> **WRITTEN REQUEST**
Print the data word for word, starting with its first line and going on through the line with "removed-cell[interactable]: $48,800 [1427, 513, 1512, 550]", including both of those lines.
* start EXTRACTED RECORDS *
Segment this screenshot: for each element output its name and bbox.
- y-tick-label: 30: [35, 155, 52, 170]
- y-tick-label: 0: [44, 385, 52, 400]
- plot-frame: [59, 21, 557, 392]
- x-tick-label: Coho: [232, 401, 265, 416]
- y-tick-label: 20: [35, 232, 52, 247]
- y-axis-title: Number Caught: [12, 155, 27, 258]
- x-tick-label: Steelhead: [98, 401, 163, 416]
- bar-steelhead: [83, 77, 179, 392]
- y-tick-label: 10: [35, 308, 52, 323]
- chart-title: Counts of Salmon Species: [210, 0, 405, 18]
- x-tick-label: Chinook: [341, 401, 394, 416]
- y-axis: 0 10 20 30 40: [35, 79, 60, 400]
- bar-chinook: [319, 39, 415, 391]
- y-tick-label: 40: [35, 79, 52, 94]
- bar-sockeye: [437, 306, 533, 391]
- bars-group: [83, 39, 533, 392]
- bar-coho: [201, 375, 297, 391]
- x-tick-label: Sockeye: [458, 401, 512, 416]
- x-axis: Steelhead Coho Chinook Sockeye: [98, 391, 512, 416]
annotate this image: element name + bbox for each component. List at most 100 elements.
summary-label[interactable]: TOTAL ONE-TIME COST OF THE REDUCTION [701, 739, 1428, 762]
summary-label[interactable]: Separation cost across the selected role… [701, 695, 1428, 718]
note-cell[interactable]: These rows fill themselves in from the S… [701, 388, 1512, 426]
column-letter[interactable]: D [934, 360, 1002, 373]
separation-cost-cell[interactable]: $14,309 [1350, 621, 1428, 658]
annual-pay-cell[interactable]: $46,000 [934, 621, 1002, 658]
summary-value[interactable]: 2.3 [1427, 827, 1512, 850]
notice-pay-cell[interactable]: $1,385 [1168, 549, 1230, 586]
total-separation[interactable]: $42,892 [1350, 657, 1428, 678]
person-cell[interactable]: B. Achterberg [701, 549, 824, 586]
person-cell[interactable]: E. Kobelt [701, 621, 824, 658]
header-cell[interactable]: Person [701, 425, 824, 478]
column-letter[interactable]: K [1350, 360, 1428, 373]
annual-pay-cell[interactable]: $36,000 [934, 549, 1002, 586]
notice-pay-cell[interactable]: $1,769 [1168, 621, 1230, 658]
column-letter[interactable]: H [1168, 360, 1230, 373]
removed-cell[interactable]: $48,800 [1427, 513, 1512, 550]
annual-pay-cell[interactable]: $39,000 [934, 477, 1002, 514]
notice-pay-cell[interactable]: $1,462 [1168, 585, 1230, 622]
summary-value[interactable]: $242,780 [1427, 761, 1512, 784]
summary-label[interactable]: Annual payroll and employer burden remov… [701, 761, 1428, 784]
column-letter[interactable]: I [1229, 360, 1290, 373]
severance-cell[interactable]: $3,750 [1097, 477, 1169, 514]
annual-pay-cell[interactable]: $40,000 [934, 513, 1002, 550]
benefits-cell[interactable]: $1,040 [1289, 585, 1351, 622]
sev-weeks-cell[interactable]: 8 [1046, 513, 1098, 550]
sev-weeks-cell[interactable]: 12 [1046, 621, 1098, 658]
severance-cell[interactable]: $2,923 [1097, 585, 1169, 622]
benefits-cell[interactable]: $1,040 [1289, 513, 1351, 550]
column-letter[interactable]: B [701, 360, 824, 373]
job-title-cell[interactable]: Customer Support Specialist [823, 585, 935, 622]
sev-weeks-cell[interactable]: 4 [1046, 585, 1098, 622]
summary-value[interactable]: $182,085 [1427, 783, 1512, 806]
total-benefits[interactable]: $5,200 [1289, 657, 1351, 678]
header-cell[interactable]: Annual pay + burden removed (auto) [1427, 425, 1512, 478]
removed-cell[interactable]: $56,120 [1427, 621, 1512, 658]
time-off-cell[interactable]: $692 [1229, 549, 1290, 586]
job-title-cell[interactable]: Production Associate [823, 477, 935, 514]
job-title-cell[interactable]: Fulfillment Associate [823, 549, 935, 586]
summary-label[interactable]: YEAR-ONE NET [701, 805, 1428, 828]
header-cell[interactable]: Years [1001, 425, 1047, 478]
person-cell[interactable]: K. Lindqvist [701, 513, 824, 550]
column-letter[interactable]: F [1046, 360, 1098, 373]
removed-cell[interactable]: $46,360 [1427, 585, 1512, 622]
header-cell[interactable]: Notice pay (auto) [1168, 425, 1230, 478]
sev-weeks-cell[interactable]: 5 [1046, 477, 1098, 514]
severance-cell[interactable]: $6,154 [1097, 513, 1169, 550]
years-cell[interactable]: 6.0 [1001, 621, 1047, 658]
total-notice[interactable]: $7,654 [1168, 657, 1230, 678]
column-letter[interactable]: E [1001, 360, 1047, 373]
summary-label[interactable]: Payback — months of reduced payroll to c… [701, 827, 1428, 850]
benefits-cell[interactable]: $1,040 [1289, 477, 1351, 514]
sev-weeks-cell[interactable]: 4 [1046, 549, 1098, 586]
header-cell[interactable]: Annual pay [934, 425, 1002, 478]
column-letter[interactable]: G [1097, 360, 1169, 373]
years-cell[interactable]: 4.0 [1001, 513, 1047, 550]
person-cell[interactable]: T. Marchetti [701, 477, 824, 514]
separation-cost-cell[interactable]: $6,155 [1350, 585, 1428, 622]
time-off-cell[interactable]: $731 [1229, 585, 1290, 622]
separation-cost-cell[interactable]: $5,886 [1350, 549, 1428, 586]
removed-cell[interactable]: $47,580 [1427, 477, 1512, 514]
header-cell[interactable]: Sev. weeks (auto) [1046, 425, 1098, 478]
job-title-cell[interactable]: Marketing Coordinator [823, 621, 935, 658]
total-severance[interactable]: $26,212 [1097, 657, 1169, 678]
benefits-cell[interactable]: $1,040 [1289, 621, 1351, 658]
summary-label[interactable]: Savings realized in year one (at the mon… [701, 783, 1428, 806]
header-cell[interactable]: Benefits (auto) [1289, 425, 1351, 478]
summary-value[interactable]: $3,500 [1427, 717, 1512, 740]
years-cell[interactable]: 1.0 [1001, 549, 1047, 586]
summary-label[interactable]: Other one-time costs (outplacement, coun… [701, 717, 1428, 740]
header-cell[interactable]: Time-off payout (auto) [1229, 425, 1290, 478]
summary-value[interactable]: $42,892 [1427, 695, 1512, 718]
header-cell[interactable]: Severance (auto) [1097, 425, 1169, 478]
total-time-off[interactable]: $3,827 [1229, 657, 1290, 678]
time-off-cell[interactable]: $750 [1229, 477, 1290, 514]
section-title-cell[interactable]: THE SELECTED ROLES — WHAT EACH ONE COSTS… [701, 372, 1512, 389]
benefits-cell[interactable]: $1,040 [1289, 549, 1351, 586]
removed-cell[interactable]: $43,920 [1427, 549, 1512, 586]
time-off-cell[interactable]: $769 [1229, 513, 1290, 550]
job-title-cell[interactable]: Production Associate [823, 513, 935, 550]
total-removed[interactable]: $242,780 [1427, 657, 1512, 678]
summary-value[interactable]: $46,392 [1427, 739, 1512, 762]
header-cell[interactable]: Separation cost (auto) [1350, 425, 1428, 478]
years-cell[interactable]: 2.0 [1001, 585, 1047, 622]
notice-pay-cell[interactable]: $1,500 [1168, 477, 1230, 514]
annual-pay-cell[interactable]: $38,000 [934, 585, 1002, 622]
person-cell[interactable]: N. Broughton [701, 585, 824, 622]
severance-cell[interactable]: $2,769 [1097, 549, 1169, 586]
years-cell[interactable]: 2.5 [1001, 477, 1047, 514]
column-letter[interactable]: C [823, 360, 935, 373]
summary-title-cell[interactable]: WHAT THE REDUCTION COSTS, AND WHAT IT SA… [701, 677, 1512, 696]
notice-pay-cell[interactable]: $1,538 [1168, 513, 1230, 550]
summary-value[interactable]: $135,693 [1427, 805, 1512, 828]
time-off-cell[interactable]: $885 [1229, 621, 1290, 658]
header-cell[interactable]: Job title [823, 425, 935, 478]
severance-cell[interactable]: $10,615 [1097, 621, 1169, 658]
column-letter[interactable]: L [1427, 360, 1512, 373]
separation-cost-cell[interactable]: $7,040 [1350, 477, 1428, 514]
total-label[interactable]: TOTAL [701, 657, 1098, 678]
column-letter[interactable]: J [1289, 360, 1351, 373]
* end EXTRACTED RECORDS *
> **THE RESULT**
Segment this screenshot: for each element output its name and bbox.
- y-tick-label: 30: [35, 155, 52, 170]
- y-tick-label: 0: [44, 385, 52, 400]
- plot-frame: [59, 21, 557, 392]
- x-tick-label: Coho: [232, 401, 265, 416]
- y-tick-label: 20: [35, 232, 52, 247]
- y-axis-title: Number Caught: [12, 155, 27, 258]
- x-tick-label: Steelhead: [98, 401, 163, 416]
- bar-steelhead: [83, 77, 179, 392]
- y-tick-label: 10: [35, 308, 52, 323]
- chart-title: Counts of Salmon Species: [210, 0, 405, 18]
- x-tick-label: Chinook: [341, 401, 394, 416]
- y-axis: 0 10 20 30 40: [35, 79, 60, 400]
- bar-chinook: [319, 39, 415, 391]
- y-tick-label: 40: [35, 79, 52, 94]
- bar-sockeye: [437, 306, 533, 391]
- bars-group: [83, 39, 533, 392]
- bar-coho: [201, 375, 297, 391]
- x-tick-label: Sockeye: [458, 401, 512, 416]
- x-axis: Steelhead Coho Chinook Sockeye: [98, 391, 512, 416]
annotate this image: element name + bbox for each component. List at most 100 elements.
summary-label[interactable]: TOTAL ONE-TIME COST OF THE REDUCTION [701, 739, 1428, 762]
summary-label[interactable]: Separation cost across the selected role… [701, 695, 1428, 718]
note-cell[interactable]: These rows fill themselves in from the S… [701, 388, 1512, 426]
column-letter[interactable]: D [934, 360, 1002, 373]
separation-cost-cell[interactable]: $14,309 [1350, 621, 1428, 658]
annual-pay-cell[interactable]: $46,000 [934, 621, 1002, 658]
summary-value[interactable]: 2.3 [1427, 827, 1512, 850]
notice-pay-cell[interactable]: $1,385 [1168, 549, 1230, 586]
total-separation[interactable]: $42,892 [1350, 657, 1428, 678]
person-cell[interactable]: B. Achterberg [701, 549, 824, 586]
person-cell[interactable]: E. Kobelt [701, 621, 824, 658]
header-cell[interactable]: Person [701, 425, 824, 478]
column-letter[interactable]: K [1350, 360, 1428, 373]
annual-pay-cell[interactable]: $36,000 [934, 549, 1002, 586]
notice-pay-cell[interactable]: $1,769 [1168, 621, 1230, 658]
column-letter[interactable]: H [1168, 360, 1230, 373]
removed-cell[interactable]: $48,800 [1427, 513, 1512, 550]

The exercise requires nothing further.